#### Directions for this task
Extract each line bearing the word "marker".

(Records about charts and figures)
=======

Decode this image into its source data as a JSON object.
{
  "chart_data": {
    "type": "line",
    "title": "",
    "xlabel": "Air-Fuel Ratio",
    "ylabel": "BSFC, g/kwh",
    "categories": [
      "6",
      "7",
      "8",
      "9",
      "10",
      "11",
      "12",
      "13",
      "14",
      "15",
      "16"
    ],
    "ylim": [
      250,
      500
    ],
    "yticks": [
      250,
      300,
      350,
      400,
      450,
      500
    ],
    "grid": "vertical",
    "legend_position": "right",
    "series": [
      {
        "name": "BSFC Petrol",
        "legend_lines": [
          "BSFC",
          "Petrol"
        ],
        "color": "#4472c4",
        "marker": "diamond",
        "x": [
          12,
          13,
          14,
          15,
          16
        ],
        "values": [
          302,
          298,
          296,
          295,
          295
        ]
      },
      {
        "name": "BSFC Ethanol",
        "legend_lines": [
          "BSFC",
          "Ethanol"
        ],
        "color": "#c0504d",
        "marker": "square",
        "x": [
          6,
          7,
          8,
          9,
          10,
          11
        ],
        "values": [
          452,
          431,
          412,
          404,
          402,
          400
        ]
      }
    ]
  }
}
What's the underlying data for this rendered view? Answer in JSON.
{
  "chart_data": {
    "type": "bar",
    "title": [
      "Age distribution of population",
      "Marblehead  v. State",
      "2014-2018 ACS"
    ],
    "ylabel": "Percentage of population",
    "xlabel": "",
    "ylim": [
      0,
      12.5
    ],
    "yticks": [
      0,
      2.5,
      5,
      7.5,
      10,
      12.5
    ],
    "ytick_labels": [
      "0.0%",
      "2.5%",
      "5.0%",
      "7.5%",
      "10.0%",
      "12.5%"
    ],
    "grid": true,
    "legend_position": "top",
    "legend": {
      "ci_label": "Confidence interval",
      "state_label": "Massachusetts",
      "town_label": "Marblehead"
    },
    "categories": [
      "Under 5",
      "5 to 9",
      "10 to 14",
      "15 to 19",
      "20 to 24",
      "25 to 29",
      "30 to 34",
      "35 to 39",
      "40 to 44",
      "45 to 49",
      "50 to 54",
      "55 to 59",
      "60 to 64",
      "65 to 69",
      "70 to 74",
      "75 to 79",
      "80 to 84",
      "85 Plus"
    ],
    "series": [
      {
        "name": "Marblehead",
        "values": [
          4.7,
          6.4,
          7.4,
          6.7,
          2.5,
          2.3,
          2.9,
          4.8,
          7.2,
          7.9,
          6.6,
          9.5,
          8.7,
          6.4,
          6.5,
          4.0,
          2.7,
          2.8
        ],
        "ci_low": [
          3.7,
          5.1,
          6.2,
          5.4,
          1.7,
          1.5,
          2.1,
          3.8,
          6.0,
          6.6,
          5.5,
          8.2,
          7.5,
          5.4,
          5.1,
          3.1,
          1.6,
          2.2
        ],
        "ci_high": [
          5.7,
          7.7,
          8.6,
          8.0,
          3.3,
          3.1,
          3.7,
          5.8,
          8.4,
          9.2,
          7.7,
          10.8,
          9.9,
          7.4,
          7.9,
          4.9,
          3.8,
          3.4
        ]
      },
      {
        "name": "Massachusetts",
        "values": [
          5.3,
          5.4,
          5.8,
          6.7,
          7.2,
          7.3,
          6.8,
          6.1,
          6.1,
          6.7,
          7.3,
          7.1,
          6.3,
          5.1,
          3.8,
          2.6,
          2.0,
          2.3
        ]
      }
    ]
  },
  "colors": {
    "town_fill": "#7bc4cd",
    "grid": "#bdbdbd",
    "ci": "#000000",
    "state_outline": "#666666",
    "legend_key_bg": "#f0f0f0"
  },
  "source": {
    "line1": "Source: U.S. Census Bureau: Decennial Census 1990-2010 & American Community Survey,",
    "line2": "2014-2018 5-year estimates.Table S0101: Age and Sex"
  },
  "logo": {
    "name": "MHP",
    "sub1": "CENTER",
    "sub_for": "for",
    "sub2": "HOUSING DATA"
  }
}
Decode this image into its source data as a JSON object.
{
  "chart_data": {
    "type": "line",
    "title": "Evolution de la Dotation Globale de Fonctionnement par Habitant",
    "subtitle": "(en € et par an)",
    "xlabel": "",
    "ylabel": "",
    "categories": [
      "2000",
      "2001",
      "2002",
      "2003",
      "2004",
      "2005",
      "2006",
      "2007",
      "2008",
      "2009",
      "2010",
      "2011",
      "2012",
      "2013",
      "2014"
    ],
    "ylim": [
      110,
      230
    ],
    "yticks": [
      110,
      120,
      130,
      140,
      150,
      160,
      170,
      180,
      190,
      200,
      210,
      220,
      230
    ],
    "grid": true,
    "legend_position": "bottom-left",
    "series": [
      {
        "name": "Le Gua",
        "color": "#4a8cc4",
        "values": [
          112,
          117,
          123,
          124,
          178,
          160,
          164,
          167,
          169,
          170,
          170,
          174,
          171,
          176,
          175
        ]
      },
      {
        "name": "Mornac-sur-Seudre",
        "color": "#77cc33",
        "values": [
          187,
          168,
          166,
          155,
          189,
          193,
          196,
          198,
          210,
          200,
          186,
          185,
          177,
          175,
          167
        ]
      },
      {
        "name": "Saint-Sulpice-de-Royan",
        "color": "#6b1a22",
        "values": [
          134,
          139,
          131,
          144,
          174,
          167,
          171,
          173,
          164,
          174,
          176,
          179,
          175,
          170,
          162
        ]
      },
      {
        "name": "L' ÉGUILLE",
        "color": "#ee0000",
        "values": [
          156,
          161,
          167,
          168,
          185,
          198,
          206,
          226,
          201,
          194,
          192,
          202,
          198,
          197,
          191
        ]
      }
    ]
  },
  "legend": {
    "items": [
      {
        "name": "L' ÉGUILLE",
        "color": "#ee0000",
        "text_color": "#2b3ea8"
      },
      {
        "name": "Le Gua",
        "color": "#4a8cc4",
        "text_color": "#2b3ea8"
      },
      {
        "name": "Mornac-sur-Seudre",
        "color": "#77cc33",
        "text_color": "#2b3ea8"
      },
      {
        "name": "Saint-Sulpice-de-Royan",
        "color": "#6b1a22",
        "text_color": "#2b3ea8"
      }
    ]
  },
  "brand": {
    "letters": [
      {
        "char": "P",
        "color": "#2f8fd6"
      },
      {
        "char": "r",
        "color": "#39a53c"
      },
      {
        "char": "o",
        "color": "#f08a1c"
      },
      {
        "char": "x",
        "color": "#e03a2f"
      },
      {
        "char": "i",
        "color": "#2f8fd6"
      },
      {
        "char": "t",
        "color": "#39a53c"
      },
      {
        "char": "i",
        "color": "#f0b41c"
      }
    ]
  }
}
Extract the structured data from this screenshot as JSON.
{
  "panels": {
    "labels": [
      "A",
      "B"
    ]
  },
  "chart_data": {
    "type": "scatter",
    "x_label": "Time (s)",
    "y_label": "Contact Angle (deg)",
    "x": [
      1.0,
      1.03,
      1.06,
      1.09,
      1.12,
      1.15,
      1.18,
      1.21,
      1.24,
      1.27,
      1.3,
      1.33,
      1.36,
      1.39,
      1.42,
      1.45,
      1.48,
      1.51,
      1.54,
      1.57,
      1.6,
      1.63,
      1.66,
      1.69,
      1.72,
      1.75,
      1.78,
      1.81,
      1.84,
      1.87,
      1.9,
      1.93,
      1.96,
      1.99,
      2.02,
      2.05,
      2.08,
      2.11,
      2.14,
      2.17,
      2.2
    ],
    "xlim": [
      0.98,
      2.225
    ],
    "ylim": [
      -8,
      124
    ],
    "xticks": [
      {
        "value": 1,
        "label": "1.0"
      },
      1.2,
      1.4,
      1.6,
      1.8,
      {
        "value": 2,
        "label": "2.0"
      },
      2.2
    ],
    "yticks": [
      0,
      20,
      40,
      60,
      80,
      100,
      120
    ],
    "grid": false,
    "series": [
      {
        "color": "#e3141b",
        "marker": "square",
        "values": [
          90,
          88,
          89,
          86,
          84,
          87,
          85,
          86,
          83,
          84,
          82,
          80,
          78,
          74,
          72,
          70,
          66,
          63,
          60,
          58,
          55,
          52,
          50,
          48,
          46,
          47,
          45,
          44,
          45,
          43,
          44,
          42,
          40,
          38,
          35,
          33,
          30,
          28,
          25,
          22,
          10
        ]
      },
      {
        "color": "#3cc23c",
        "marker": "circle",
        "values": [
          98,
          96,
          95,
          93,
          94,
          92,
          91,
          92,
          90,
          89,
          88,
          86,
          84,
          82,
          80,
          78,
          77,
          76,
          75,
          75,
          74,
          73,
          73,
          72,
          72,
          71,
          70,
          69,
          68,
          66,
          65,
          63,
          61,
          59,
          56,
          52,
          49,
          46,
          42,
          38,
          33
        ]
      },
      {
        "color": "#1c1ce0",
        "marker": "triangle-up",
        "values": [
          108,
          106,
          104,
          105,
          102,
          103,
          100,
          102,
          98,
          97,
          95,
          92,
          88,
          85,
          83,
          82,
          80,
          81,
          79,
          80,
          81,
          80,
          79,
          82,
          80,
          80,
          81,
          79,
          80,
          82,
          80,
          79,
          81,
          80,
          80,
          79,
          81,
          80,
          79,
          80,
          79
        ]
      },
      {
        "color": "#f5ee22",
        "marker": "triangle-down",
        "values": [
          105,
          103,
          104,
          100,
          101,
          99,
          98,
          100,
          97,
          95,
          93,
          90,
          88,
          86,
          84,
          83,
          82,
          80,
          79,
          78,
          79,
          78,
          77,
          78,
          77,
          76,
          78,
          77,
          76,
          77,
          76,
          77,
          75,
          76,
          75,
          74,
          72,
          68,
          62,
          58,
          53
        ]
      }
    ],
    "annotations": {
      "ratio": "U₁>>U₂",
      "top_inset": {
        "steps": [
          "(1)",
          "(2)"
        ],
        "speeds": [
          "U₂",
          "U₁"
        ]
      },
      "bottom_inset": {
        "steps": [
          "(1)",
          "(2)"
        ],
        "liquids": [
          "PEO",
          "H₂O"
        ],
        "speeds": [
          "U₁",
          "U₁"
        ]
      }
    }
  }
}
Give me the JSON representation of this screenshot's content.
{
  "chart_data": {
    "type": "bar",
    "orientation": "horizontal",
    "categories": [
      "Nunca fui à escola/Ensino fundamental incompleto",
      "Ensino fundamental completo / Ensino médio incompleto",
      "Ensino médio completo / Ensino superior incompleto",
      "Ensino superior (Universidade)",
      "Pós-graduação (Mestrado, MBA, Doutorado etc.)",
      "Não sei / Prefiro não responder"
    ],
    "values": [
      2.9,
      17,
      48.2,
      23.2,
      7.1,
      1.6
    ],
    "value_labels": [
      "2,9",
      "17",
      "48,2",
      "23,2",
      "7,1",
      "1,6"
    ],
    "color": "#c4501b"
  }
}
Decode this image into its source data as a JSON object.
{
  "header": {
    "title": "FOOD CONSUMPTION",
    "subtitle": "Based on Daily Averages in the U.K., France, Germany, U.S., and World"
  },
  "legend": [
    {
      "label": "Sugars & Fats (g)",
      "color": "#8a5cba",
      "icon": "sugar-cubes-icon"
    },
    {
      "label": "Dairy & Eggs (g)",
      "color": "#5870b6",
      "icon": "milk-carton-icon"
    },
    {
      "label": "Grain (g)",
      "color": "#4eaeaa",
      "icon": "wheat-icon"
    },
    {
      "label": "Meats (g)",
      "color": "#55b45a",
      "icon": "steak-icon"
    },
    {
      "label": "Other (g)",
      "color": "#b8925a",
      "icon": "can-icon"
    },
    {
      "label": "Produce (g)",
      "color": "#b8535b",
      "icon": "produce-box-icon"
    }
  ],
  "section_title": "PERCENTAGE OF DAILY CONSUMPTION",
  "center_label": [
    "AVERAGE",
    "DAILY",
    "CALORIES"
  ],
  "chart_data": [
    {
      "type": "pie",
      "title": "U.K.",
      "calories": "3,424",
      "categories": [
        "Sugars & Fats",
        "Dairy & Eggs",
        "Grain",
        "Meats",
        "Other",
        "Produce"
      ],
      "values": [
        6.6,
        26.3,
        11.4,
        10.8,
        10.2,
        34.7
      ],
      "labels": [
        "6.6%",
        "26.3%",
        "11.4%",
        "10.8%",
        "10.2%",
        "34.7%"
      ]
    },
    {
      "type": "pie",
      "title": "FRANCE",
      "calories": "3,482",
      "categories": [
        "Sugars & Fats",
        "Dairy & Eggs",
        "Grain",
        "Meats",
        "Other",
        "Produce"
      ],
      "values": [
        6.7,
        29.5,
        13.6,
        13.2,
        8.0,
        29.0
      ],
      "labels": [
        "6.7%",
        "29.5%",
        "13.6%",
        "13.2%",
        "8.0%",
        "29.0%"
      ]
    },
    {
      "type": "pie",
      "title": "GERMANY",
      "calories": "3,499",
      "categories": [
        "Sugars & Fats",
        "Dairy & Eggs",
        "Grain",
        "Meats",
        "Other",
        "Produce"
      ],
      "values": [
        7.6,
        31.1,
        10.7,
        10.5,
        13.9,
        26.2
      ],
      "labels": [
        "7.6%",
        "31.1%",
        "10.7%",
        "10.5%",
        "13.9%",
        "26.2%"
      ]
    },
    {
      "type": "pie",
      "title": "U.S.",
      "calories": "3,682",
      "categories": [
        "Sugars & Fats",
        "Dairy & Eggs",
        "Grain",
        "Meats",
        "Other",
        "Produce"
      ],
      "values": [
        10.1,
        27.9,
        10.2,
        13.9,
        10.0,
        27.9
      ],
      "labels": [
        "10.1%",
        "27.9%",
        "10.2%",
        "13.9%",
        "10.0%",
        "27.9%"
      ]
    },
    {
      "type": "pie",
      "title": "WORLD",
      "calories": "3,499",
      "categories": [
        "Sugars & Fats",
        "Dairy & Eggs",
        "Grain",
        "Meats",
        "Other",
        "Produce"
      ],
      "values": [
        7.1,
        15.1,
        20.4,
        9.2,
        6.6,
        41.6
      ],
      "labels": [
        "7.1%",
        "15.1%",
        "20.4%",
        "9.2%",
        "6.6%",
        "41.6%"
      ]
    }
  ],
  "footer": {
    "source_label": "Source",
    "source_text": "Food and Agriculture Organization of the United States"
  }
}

=======

#### Solution below
        "marker": "diamond",
        "marker": "square",
        "marker": "square",
        "marker": "circle",
        "marker": "triangle-up",
        "marker": "triangle-down",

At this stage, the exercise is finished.